_EXERCISE BRIEF:_ Please print every line from the one containing "Convert this document image to plain text." through the last line of the records below, exactly as written and nothing more.

_INFORMATION SHOWN:_
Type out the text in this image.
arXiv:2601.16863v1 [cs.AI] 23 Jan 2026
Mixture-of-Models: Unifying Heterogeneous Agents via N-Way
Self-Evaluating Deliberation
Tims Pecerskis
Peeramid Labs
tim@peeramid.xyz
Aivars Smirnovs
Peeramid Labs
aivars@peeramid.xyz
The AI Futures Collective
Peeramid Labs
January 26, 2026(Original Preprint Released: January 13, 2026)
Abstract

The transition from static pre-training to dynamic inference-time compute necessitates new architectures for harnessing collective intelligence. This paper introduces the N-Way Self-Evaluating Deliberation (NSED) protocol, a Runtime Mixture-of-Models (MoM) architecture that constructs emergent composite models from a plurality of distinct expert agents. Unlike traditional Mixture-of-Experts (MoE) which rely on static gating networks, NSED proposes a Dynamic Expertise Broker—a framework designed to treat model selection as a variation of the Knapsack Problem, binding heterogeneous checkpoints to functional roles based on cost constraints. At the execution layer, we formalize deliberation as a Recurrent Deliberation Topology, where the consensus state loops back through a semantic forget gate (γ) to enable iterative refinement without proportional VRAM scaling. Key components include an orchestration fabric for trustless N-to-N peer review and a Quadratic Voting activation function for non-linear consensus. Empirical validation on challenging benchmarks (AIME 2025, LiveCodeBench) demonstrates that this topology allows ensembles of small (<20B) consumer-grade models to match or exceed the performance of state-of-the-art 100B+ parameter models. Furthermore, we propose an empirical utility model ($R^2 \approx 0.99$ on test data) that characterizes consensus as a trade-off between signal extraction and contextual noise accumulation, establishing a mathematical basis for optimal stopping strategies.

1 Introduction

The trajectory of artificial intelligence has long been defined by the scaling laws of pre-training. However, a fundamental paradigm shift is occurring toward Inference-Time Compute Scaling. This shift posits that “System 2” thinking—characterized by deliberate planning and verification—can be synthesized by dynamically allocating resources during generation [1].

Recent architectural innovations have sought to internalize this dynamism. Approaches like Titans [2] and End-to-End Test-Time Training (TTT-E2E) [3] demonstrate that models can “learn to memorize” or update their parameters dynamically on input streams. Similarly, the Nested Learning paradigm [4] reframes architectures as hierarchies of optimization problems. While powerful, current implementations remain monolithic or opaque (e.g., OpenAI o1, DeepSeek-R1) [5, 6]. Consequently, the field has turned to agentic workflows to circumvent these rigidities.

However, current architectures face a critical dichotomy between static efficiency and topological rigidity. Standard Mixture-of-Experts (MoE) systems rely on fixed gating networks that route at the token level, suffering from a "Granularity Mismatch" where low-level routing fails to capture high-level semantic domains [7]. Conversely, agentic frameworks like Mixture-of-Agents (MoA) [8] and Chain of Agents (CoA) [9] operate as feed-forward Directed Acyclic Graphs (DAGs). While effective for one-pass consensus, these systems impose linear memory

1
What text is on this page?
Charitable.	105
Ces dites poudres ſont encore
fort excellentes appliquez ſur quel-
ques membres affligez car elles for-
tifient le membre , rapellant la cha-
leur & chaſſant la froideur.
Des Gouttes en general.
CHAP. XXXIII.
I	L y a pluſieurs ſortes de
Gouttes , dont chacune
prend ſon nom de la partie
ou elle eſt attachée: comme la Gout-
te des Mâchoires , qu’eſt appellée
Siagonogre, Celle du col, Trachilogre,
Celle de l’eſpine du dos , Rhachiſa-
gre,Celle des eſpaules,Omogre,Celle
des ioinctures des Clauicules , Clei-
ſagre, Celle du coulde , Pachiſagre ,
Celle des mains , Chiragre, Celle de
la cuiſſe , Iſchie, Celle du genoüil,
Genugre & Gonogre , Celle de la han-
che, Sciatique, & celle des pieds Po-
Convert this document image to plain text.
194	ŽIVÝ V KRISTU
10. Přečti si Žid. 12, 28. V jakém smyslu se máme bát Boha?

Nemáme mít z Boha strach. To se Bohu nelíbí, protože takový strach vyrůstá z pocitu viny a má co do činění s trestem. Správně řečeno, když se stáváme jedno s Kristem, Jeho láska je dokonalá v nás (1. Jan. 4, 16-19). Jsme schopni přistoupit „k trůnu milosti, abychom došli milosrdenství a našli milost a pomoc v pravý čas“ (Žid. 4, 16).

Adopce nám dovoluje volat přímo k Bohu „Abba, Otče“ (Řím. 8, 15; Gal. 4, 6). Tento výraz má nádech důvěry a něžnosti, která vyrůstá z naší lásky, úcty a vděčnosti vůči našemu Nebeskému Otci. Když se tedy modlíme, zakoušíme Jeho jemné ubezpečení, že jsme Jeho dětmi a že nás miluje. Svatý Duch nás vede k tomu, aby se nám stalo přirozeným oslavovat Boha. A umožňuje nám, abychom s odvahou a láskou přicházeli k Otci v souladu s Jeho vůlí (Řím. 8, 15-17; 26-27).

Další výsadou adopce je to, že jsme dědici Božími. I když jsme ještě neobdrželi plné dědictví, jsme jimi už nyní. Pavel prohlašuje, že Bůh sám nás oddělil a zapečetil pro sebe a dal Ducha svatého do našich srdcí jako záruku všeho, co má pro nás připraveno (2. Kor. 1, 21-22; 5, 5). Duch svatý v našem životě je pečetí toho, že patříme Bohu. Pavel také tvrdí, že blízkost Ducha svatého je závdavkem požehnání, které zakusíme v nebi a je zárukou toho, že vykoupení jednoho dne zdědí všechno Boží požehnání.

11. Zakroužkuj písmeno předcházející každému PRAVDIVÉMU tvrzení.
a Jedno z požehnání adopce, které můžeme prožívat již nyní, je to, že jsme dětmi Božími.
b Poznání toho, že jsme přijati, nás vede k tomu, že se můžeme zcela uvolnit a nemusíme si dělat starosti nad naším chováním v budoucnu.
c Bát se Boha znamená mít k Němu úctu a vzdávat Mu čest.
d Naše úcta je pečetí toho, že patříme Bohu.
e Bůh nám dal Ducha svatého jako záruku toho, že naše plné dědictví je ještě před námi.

_FINISHED EXERCISE:_
Convert this document image to plain text.
194	ŽIVÝ V KRISTU
10. Přečti si Žid. 12, 28. V jakém smyslu se máme bát Boha?

Nemáme mít z Boha strach. To se Bohu nelíbí, protože takový strach vyrůstá z pocitu viny a má co do činění s trestem. Správně řečeno, když se stáváme jedno s Kristem, Jeho láska je dokonalá v nás (1. Jan. 4, 16-19). Jsme schopni přistoupit „k trůnu milosti, abychom došli milosrdenství a našli milost a pomoc v pravý čas“ (Žid. 4, 16).

Adopce nám dovoluje volat přímo k Bohu „Abba, Otče“ (Řím. 8, 15; Gal. 4, 6). Tento výraz má nádech důvěry a něžnosti, která vyrůstá z naší lásky, úcty a vděčnosti vůči našemu Nebeskému Otci. Když se tedy modlíme, zakoušíme Jeho jemné ubezpečení, že jsme Jeho dětmi a že nás miluje. Svatý Duch nás vede k tomu, aby se nám stalo přirozeným oslavovat Boha. A umožňuje nám, abychom s odvahou a láskou přicházeli k Otci v souladu s Jeho vůlí (Řím. 8, 15-17; 26-27).

Další výsadou adopce je to, že jsme dědici Božími. I když jsme ještě neobdrželi plné dědictví, jsme jimi už nyní. Pavel prohlašuje, že Bůh sám nás oddělil a zapečetil pro sebe a dal Ducha svatého do našich srdcí jako záruku všeho, co má pro nás připraveno (2. Kor. 1, 21-22; 5, 5). Duch svatý v našem životě je pečetí toho, že patříme Bohu. Pavel také tvrdí, že blízkost Ducha svatého je závdavkem požehnání, které zakusíme v nebi a je zárukou toho, že vykoupení jednoho dne zdědí všechno Boží požehnání.

11. Zakroužkuj písmeno předcházející každému PRAVDIVÉMU tvrzení.
a Jedno z požehnání adopce, které můžeme prožívat již nyní, je to, že jsme dětmi Božími.
b Poznání toho, že jsme přijati, nás vede k tomu, že se můžeme zcela uvolnit a nemusíme si dělat starosti nad naším chováním v budoucnu.
c Bát se Boha znamená mít k Němu úctu a vzdávat Mu čest.
d Naše úcta je pečetí toho, že patříme Bohu.
e Bůh nám dal Ducha svatého jako záruku toho, že naše plné dědictví je ještě před námi.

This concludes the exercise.